What you have to do
Can you find the lines of the listing that include "下列各式中" and copy every one?

Given records
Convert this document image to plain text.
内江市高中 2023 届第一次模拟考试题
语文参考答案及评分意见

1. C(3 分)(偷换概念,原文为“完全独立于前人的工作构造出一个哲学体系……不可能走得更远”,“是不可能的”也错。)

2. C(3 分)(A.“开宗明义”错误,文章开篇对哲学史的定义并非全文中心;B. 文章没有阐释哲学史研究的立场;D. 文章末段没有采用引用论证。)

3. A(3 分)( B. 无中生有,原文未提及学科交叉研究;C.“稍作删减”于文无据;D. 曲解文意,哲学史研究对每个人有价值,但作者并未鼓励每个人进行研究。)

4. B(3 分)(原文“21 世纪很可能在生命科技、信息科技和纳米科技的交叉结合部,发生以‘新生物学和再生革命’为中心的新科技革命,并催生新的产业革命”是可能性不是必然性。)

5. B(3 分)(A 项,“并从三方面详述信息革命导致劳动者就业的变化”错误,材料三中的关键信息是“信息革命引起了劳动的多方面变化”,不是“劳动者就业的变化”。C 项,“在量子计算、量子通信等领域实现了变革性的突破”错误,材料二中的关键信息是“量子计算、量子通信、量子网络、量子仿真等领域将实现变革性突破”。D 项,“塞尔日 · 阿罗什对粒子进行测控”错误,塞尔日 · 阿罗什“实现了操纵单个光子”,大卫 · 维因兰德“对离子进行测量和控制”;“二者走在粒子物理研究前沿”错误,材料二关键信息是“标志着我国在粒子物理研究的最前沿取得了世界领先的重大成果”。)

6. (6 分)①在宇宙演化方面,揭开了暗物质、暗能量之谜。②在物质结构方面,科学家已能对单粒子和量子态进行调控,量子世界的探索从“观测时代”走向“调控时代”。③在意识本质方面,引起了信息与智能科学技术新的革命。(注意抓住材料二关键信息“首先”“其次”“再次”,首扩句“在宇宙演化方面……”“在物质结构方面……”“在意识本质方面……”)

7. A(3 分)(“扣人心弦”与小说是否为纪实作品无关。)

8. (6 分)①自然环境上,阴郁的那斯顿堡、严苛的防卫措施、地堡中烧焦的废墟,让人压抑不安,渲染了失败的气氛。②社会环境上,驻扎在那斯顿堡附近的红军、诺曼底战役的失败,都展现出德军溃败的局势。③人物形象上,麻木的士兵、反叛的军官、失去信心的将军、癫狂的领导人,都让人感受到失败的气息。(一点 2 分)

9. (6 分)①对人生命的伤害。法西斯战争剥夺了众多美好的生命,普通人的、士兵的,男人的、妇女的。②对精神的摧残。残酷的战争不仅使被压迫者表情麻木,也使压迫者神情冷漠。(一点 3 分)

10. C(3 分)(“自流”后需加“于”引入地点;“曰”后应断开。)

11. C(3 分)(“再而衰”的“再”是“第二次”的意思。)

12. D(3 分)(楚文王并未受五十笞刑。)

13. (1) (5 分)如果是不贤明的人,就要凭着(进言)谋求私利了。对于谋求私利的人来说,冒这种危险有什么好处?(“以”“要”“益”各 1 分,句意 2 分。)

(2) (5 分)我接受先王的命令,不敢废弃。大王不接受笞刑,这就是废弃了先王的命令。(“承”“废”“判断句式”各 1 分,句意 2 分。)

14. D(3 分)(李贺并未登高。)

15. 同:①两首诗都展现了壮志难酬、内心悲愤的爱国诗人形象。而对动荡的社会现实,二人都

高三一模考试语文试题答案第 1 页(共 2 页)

--

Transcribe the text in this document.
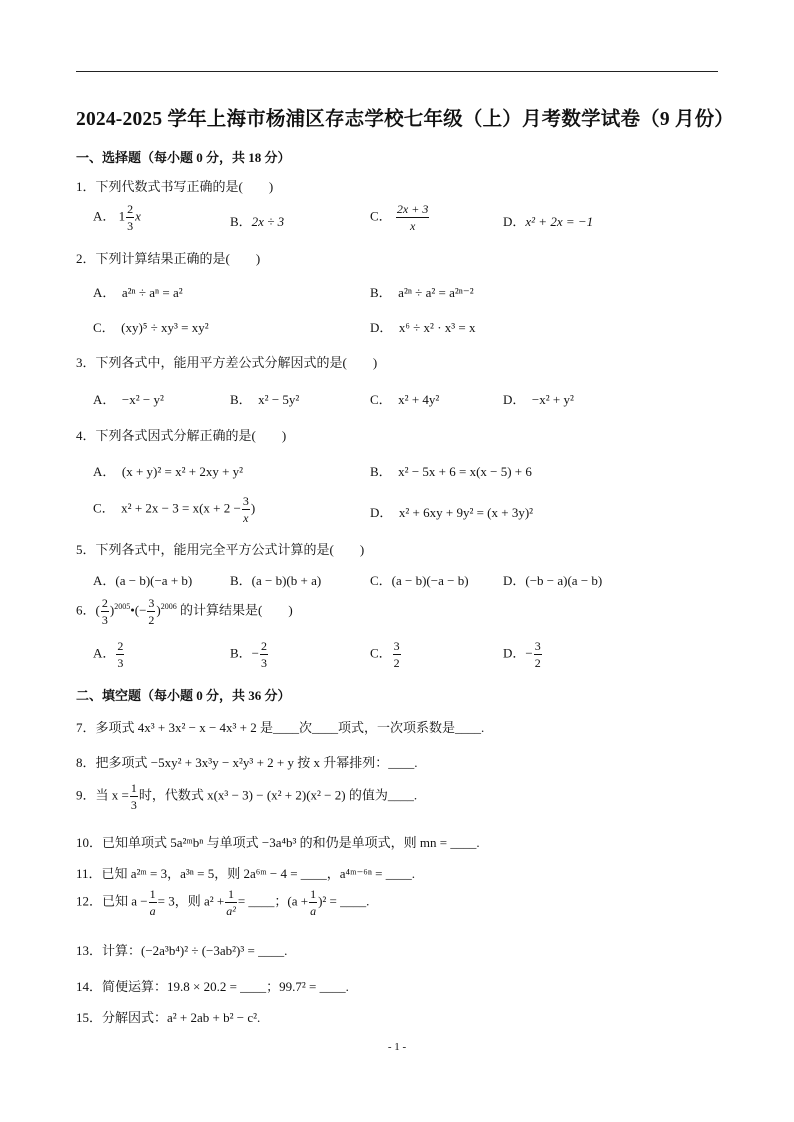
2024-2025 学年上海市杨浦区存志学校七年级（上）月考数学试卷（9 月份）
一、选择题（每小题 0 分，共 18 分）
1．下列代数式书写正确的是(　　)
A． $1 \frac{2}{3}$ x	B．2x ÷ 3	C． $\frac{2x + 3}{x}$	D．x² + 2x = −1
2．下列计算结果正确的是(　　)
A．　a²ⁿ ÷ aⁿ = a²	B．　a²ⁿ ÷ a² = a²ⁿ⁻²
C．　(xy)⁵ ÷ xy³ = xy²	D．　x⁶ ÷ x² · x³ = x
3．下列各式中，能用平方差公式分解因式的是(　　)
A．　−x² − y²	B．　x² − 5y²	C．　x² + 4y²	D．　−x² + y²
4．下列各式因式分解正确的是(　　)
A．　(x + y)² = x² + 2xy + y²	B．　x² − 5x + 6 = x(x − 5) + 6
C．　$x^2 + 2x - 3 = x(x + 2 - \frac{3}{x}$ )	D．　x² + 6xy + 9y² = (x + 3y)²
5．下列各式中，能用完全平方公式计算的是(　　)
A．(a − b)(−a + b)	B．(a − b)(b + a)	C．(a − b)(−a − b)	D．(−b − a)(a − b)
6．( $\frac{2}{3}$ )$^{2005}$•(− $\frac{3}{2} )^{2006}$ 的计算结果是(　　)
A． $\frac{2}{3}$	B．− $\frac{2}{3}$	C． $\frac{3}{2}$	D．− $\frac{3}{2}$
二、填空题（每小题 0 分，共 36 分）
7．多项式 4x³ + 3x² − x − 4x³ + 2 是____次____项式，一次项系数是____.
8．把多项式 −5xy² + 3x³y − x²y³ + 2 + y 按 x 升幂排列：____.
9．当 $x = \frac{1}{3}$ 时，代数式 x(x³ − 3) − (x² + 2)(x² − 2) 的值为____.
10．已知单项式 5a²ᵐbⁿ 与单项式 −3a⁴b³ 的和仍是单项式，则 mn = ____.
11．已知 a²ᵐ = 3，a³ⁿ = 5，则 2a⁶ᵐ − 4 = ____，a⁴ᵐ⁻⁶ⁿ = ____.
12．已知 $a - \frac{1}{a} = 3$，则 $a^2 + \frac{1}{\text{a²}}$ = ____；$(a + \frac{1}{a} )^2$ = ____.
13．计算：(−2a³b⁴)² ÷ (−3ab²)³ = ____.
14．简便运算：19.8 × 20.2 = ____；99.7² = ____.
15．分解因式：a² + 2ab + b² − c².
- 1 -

Solution for this task
3．下列各式中，能用平方差公式分解因式的是(　　)
5．下列各式中，能用完全平方公式计算的是(　　)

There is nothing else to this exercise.